■ To be done
In the entries below, print every line from the one containing "- category-item-shouxi[interactable]: 首席情缘" down to the one containing "- nav-bar: 小说分类 更多書城: [0, 28, 534, 92]", both ends included, without changing a character.

■ Data shown
#####

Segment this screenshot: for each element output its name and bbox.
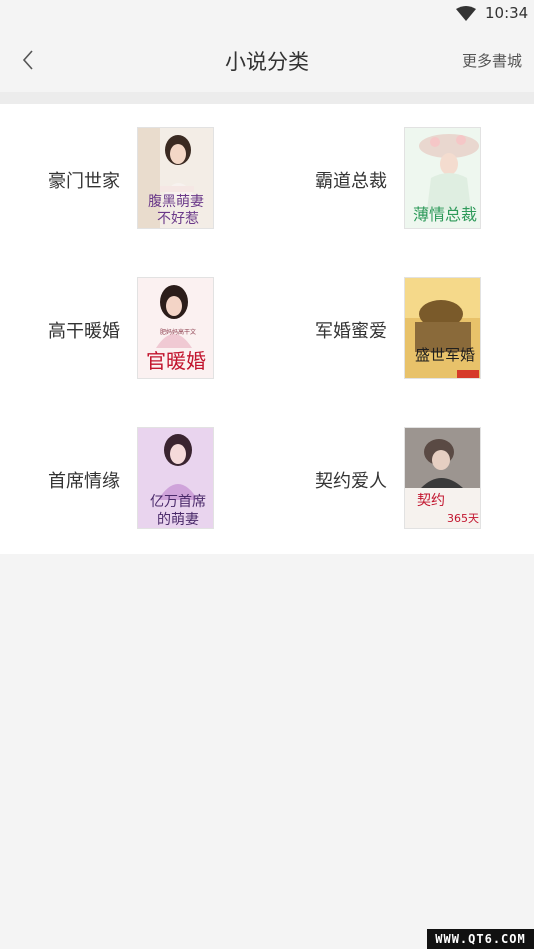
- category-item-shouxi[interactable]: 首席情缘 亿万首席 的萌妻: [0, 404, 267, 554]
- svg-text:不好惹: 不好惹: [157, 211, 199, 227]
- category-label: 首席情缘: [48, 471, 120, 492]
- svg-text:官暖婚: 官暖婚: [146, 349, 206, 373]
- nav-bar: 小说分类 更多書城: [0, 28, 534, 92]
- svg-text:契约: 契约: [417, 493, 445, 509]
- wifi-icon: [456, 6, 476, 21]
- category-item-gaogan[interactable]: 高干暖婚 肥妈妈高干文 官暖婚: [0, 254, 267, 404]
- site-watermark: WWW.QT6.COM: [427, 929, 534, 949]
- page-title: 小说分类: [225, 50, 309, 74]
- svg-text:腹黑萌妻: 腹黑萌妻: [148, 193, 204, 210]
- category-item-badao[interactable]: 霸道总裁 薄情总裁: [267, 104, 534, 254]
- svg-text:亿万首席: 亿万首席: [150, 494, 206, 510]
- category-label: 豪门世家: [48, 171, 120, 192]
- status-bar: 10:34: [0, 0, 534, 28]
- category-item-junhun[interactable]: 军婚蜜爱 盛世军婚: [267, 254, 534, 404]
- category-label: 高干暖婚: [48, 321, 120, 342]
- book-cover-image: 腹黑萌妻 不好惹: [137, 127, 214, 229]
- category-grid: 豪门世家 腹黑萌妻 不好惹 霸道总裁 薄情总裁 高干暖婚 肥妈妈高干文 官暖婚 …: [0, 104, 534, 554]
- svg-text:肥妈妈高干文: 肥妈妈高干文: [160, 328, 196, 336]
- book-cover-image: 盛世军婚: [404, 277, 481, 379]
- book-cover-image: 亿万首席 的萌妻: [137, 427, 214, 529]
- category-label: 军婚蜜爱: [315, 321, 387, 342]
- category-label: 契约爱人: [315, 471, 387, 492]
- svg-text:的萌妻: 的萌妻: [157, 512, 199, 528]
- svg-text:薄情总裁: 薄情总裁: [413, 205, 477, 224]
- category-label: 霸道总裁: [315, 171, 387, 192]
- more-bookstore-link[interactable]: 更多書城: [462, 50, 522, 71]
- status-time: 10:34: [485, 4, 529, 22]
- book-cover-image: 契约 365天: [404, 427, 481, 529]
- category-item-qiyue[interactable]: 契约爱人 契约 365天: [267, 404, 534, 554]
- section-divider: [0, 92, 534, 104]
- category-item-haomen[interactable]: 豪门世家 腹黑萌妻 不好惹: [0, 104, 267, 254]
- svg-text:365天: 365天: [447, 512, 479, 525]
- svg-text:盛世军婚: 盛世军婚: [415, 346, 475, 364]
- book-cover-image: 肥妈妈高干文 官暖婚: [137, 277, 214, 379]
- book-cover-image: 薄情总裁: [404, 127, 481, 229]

#####

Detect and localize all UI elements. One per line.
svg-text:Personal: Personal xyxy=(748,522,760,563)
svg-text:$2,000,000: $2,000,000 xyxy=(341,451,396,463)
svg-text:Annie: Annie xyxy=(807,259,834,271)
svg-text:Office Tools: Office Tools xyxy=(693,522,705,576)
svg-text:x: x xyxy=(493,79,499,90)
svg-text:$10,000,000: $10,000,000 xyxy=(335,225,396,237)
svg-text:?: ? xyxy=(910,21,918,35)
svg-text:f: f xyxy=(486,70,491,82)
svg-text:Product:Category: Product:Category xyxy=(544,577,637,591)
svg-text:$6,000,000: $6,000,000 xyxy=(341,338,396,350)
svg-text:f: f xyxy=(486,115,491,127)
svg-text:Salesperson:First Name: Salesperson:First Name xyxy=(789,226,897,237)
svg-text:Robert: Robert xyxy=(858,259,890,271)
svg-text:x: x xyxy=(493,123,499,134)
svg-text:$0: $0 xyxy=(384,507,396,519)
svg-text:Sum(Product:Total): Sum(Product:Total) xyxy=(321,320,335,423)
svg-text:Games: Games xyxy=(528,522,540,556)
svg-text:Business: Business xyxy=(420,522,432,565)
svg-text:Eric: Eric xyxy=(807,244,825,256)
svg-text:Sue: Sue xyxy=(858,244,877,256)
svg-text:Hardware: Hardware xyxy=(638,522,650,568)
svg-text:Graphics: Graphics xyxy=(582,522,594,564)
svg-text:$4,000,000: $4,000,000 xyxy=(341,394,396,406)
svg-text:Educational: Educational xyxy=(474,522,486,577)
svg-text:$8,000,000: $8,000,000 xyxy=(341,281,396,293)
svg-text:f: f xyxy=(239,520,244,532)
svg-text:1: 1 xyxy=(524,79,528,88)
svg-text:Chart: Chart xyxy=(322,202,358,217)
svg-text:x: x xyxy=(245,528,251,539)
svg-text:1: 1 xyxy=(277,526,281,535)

#####

■ Reply to the task
- category-item-shouxi[interactable]: 首席情缘 亿万首席 的萌妻: [0, 404, 267, 554]
- svg-text:不好惹: 不好惹: [157, 211, 199, 227]
- category-label: 首席情缘: [48, 471, 120, 492]
- svg-text:官暖婚: 官暖婚: [146, 349, 206, 373]
- nav-bar: 小说分类 更多書城: [0, 28, 534, 92]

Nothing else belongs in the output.